(Chart and figure data)
▬▬▬▬▬▬▬▬▬▬

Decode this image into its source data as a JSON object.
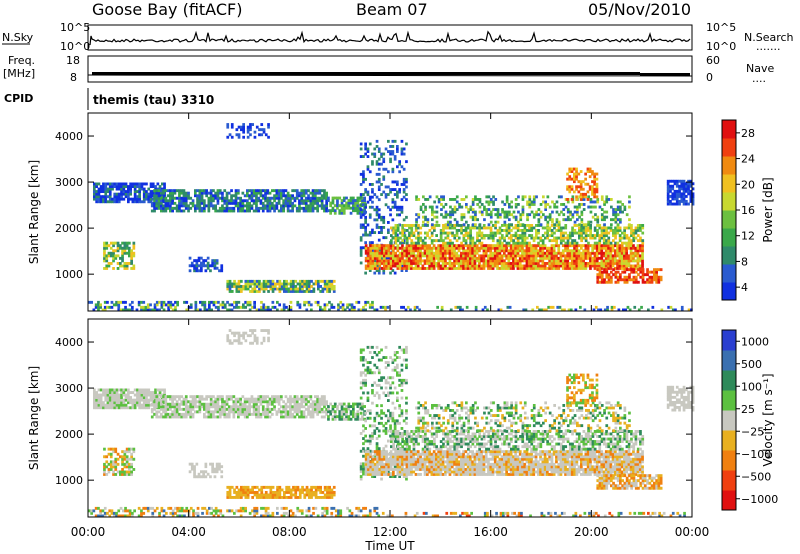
{
  "header": {
    "station": "Goose Bay (fitACF)",
    "beam": "Beam 07",
    "date": "05/Nov/2010"
  },
  "noise_panel": {
    "left_label": "N.Sky",
    "right_label": "N.Search",
    "tick_top": "10^5",
    "tick_bottom": "10^0",
    "right_marker": "......."
  },
  "freq_panel": {
    "left_label_1": "Freq.",
    "left_label_2": "[MHz]",
    "right_label": "Nave",
    "left_ticks": [
      "18",
      "8"
    ],
    "right_ticks": [
      "60",
      "0"
    ],
    "right_marker": "...."
  },
  "cpid_panel": {
    "label": "CPID",
    "value": "themis (tau) 3310"
  },
  "colors": {
    "power": [
      "#1030e0",
      "#2a5bd0",
      "#2f8a6a",
      "#3aa84a",
      "#6cc040",
      "#c8d830",
      "#f0c020",
      "#f08a10",
      "#f04010",
      "#e01010"
    ],
    "velocity": [
      "#2a3fd0",
      "#3a70b0",
      "#2e8a5a",
      "#5cc040",
      "#c8c8c0",
      "#e8b020",
      "#f08010",
      "#f04010",
      "#e01010"
    ]
  },
  "chart_data": [
    {
      "type": "heatmap",
      "name": "power",
      "ylabel": "Slant Range [km]",
      "ylim": [
        200,
        4500
      ],
      "yticks": [
        "4000",
        "3000",
        "2000",
        "1000"
      ],
      "xlim": [
        0,
        24
      ],
      "colorbar_label": "Power [dB]",
      "colorbar_ticks": [
        "28",
        "24",
        "20",
        "16",
        "12",
        "8",
        "4"
      ]
    },
    {
      "type": "heatmap",
      "name": "velocity",
      "ylabel": "Slant Range [km]",
      "ylim": [
        200,
        4500
      ],
      "yticks": [
        "4000",
        "3000",
        "2000",
        "1000"
      ],
      "xlim": [
        0,
        24
      ],
      "xlabel": "Time UT",
      "xticks": [
        "00:00",
        "04:00",
        "08:00",
        "12:00",
        "16:00",
        "20:00",
        "00:00"
      ],
      "colorbar_label": "Velocity [m s⁻¹]",
      "colorbar_ticks": [
        "1000",
        "500",
        "100",
        "25",
        "−25",
        "−100",
        "−500",
        "−1000"
      ]
    }
  ]
}
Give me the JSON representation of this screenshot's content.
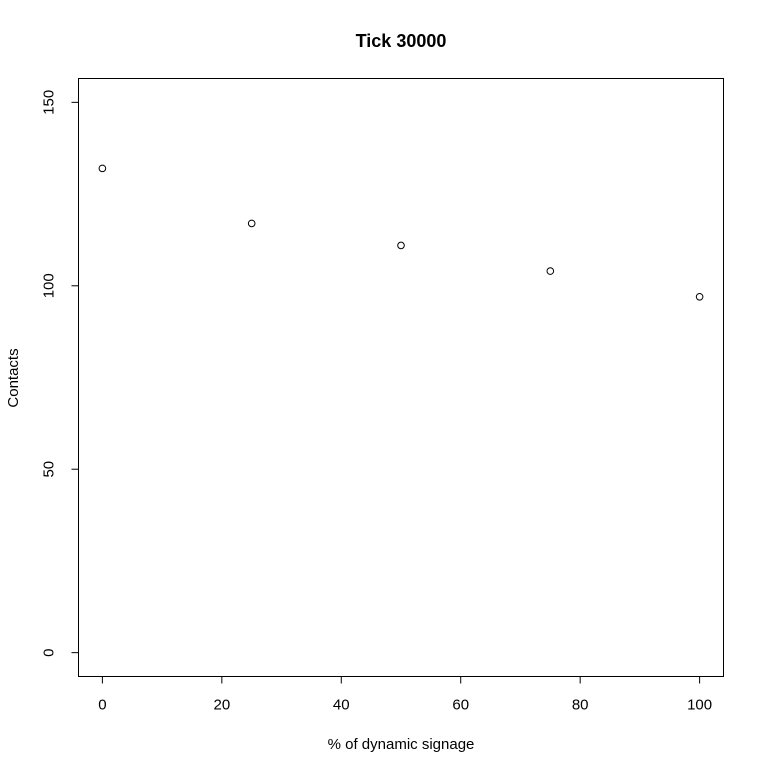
{
  "chart_data": {
    "type": "scatter",
    "title": "Tick 30000",
    "xlabel": "% of dynamic signage",
    "ylabel": "Contacts",
    "x": [
      0,
      25,
      50,
      75,
      100
    ],
    "y": [
      132,
      117,
      111,
      104,
      97
    ],
    "xticks": [
      0,
      20,
      40,
      60,
      80,
      100
    ],
    "yticks": [
      0,
      50,
      100,
      150
    ],
    "xlim": [
      -4,
      104
    ],
    "ylim": [
      -6.5,
      156.5
    ],
    "grid": false,
    "marker": "open-circle",
    "color": "#000000"
  }
}
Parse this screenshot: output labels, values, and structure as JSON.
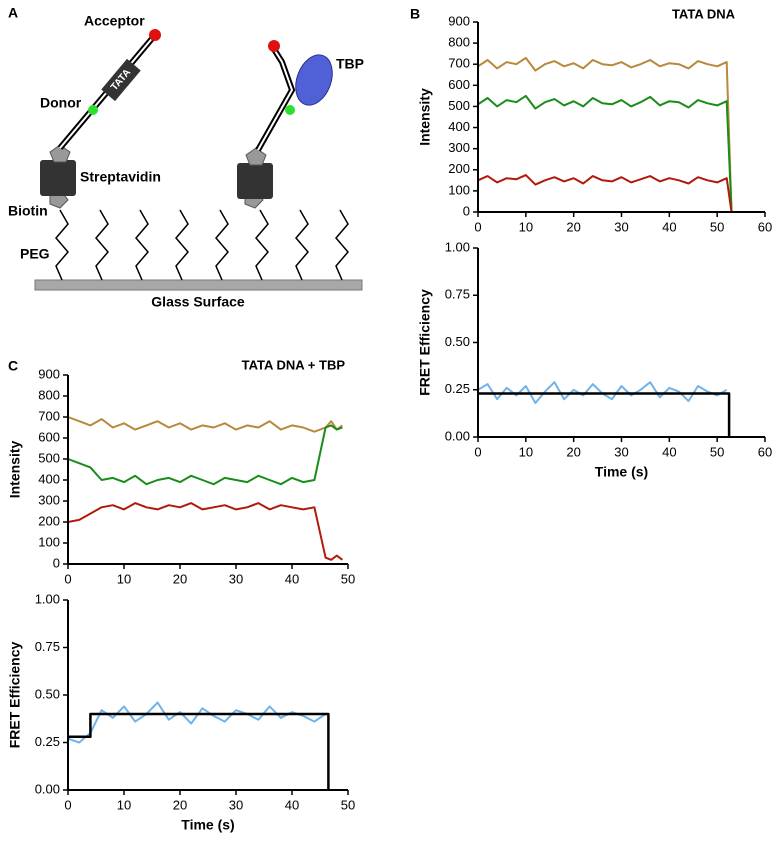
{
  "diagram": {
    "panel": "A",
    "labels": {
      "acceptor": "Acceptor",
      "tata": "TATA",
      "donor": "Donor",
      "tbp": "TBP",
      "streptavidin": "Streptavidin",
      "biotin": "Biotin",
      "peg": "PEG",
      "surface": "Glass Surface"
    }
  },
  "chart_data": [
    {
      "type": "line",
      "panel": "B",
      "title": "TATA DNA",
      "ylabel": "Intensity",
      "xlim": [
        0,
        60
      ],
      "xticks": [
        0,
        10,
        20,
        30,
        40,
        50,
        60
      ],
      "ylim": [
        0,
        900
      ],
      "yticks": [
        0,
        100,
        200,
        300,
        400,
        500,
        600,
        700,
        800,
        900
      ],
      "series": [
        {
          "color": "#b8893a",
          "x": [
            0,
            2,
            4,
            6,
            8,
            10,
            12,
            14,
            16,
            18,
            20,
            22,
            24,
            26,
            28,
            30,
            32,
            34,
            36,
            38,
            40,
            42,
            44,
            46,
            48,
            50,
            52,
            53
          ],
          "values": [
            690,
            720,
            680,
            710,
            700,
            730,
            670,
            700,
            715,
            690,
            705,
            680,
            720,
            700,
            695,
            710,
            685,
            700,
            720,
            690,
            705,
            700,
            680,
            715,
            700,
            690,
            710,
            10
          ]
        },
        {
          "color": "#1a8c1a",
          "x": [
            0,
            2,
            4,
            6,
            8,
            10,
            12,
            14,
            16,
            18,
            20,
            22,
            24,
            26,
            28,
            30,
            32,
            34,
            36,
            38,
            40,
            42,
            44,
            46,
            48,
            50,
            52,
            53
          ],
          "values": [
            510,
            540,
            500,
            530,
            520,
            550,
            490,
            520,
            535,
            505,
            525,
            500,
            540,
            515,
            510,
            530,
            500,
            520,
            545,
            505,
            525,
            520,
            495,
            530,
            515,
            505,
            525,
            5
          ]
        },
        {
          "color": "#b01a0a",
          "x": [
            0,
            2,
            4,
            6,
            8,
            10,
            12,
            14,
            16,
            18,
            20,
            22,
            24,
            26,
            28,
            30,
            32,
            34,
            36,
            38,
            40,
            42,
            44,
            46,
            48,
            50,
            52,
            53
          ],
          "values": [
            150,
            170,
            140,
            160,
            155,
            175,
            130,
            150,
            165,
            145,
            160,
            135,
            170,
            150,
            145,
            165,
            140,
            155,
            170,
            145,
            160,
            150,
            135,
            165,
            150,
            140,
            160,
            0
          ]
        }
      ]
    },
    {
      "type": "line",
      "ylabel": "FRET  Efficiency",
      "xlabel": "Time (s)",
      "xlim": [
        0,
        60
      ],
      "xticks": [
        0,
        10,
        20,
        30,
        40,
        50,
        60
      ],
      "ylim": [
        0,
        1
      ],
      "yticks": [
        {
          "value": 0,
          "label": "0.00"
        },
        0.25,
        {
          "value": 0.5,
          "label": "0.50"
        },
        0.75,
        {
          "value": 1,
          "label": "1.00"
        }
      ],
      "series": [
        {
          "color": "#6fb3ea",
          "x": [
            0,
            2,
            4,
            6,
            8,
            10,
            12,
            14,
            16,
            18,
            20,
            22,
            24,
            26,
            28,
            30,
            32,
            34,
            36,
            38,
            40,
            42,
            44,
            46,
            48,
            50,
            52
          ],
          "values": [
            0.25,
            0.28,
            0.2,
            0.26,
            0.22,
            0.27,
            0.18,
            0.24,
            0.29,
            0.2,
            0.25,
            0.22,
            0.28,
            0.23,
            0.2,
            0.27,
            0.22,
            0.25,
            0.29,
            0.21,
            0.26,
            0.24,
            0.19,
            0.27,
            0.24,
            0.22,
            0.25
          ]
        },
        {
          "color": "#000000",
          "x": [
            0,
            52.5,
            52.5
          ],
          "values": [
            0.23,
            0.23,
            0
          ]
        }
      ]
    },
    {
      "type": "line",
      "panel": "C",
      "title": "TATA DNA + TBP",
      "ylabel": "Intensity",
      "xlim": [
        0,
        50
      ],
      "xticks": [
        0,
        10,
        20,
        30,
        40,
        50
      ],
      "ylim": [
        0,
        900
      ],
      "yticks": [
        0,
        100,
        200,
        300,
        400,
        500,
        600,
        700,
        800,
        900
      ],
      "series": [
        {
          "color": "#b8893a",
          "x": [
            0,
            2,
            4,
            6,
            8,
            10,
            12,
            14,
            16,
            18,
            20,
            22,
            24,
            26,
            28,
            30,
            32,
            34,
            36,
            38,
            40,
            42,
            44,
            46,
            47,
            48,
            49
          ],
          "values": [
            700,
            680,
            660,
            690,
            650,
            670,
            640,
            660,
            680,
            650,
            670,
            640,
            660,
            650,
            670,
            640,
            660,
            650,
            680,
            640,
            660,
            650,
            630,
            650,
            680,
            640,
            660
          ]
        },
        {
          "color": "#1a8c1a",
          "x": [
            0,
            2,
            4,
            6,
            8,
            10,
            12,
            14,
            16,
            18,
            20,
            22,
            24,
            26,
            28,
            30,
            32,
            34,
            36,
            38,
            40,
            42,
            44,
            46,
            47,
            48,
            49
          ],
          "values": [
            500,
            480,
            460,
            400,
            410,
            390,
            420,
            380,
            400,
            410,
            390,
            420,
            400,
            380,
            410,
            400,
            390,
            420,
            400,
            380,
            410,
            390,
            400,
            650,
            660,
            640,
            650
          ]
        },
        {
          "color": "#b01a0a",
          "x": [
            0,
            2,
            4,
            6,
            8,
            10,
            12,
            14,
            16,
            18,
            20,
            22,
            24,
            26,
            28,
            30,
            32,
            34,
            36,
            38,
            40,
            42,
            44,
            46,
            47,
            48,
            49
          ],
          "values": [
            200,
            210,
            240,
            270,
            280,
            260,
            290,
            270,
            260,
            280,
            270,
            290,
            260,
            270,
            280,
            260,
            270,
            290,
            260,
            280,
            270,
            260,
            270,
            30,
            20,
            40,
            20
          ]
        }
      ]
    },
    {
      "type": "line",
      "ylabel": "FRET  Efficiency",
      "xlabel": "Time (s)",
      "xlim": [
        0,
        50
      ],
      "xticks": [
        0,
        10,
        20,
        30,
        40,
        50
      ],
      "ylim": [
        0,
        1
      ],
      "yticks": [
        {
          "value": 0,
          "label": "0.00"
        },
        0.25,
        {
          "value": 0.5,
          "label": "0.50"
        },
        0.75,
        {
          "value": 1,
          "label": "1.00"
        }
      ],
      "series": [
        {
          "color": "#6fb3ea",
          "x": [
            0,
            2,
            4,
            6,
            8,
            10,
            12,
            14,
            16,
            18,
            20,
            22,
            24,
            26,
            28,
            30,
            32,
            34,
            36,
            38,
            40,
            42,
            44,
            46
          ],
          "values": [
            0.27,
            0.25,
            0.3,
            0.42,
            0.38,
            0.44,
            0.36,
            0.4,
            0.46,
            0.37,
            0.41,
            0.35,
            0.43,
            0.39,
            0.36,
            0.42,
            0.4,
            0.37,
            0.44,
            0.38,
            0.41,
            0.39,
            0.36,
            0.4
          ]
        },
        {
          "color": "#000000",
          "x": [
            0,
            4,
            4,
            46.5,
            46.5
          ],
          "values": [
            0.28,
            0.28,
            0.4,
            0.4,
            0
          ]
        }
      ]
    }
  ]
}
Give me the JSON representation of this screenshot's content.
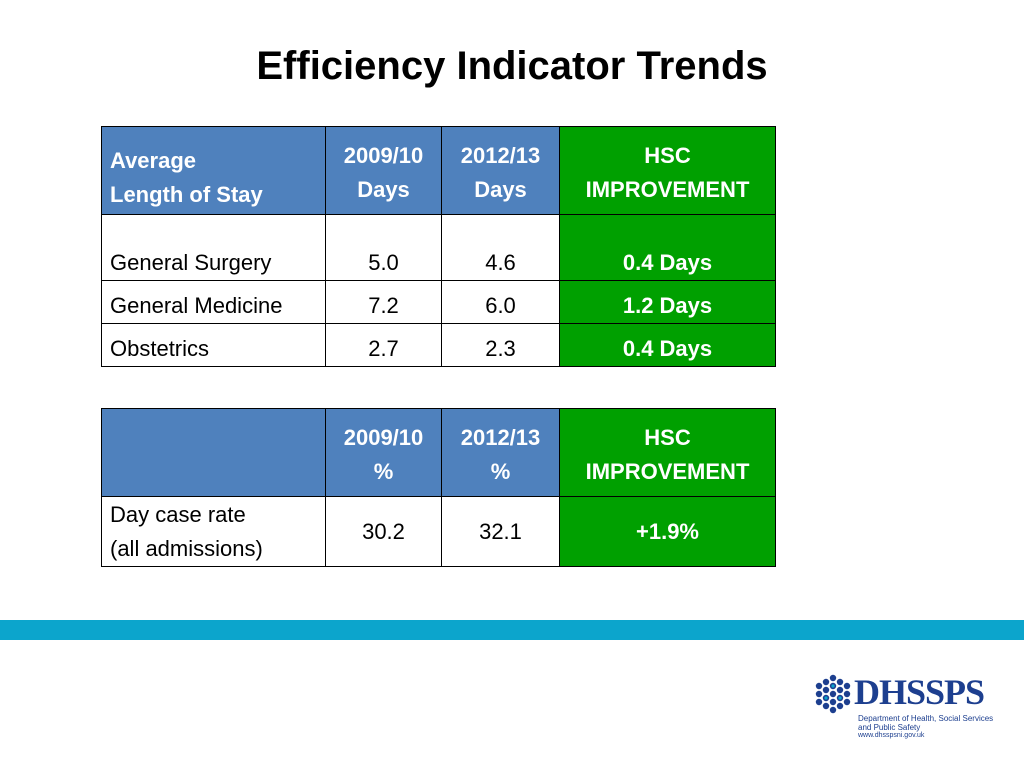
{
  "title": "Efficiency Indicator Trends",
  "table1": {
    "header": {
      "label_line1": "Average",
      "label_line2": "Length of Stay",
      "col1_line1": "2009/10",
      "col1_line2": "Days",
      "col2_line1": "2012/13",
      "col2_line2": "Days",
      "col3_line1": "HSC",
      "col3_line2": "IMPROVEMENT"
    },
    "rows": [
      {
        "label": "General Surgery",
        "v1": "5.0",
        "v2": "4.6",
        "imp": "0.4 Days"
      },
      {
        "label": "General Medicine",
        "v1": "7.2",
        "v2": "6.0",
        "imp": "1.2 Days"
      },
      {
        "label": "Obstetrics",
        "v1": "2.7",
        "v2": "2.3",
        "imp": "0.4 Days"
      }
    ]
  },
  "table2": {
    "header": {
      "col1_line1": "2009/10",
      "col1_line2": "%",
      "col2_line1": "2012/13",
      "col2_line2": "%",
      "col3_line1": "HSC",
      "col3_line2": "IMPROVEMENT"
    },
    "row": {
      "label_line1": "Day case rate",
      "label_line2": "(all admissions)",
      "v1": "30.2",
      "v2": "32.1",
      "imp": "+1.9%"
    }
  },
  "logo": {
    "word": "DHSSPS",
    "sub_line1": "Department of Health, Social Services",
    "sub_line2": "and Public Safety",
    "url": "www.dhsspsni.gov.uk"
  },
  "colors": {
    "header_blue": "#4f81bd",
    "improvement_green": "#00a000",
    "band_cyan": "#0ca5cc",
    "logo_navy": "#1d3f8f"
  }
}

▬▬▬▬▬▬▬▬▬▬

**WHAT YOU ARE ASKED TO DO:** Collect, from the material above, every line containing the word "JSON".

**PROBLEM SOLUTION:**
Decode this image into its source data as a JSON object.
Give me the JSON representation of this screenshot's content.
Parse this screenshot: output labels, values, and structure as JSON.
Give me the JSON representation of this screenshot's content.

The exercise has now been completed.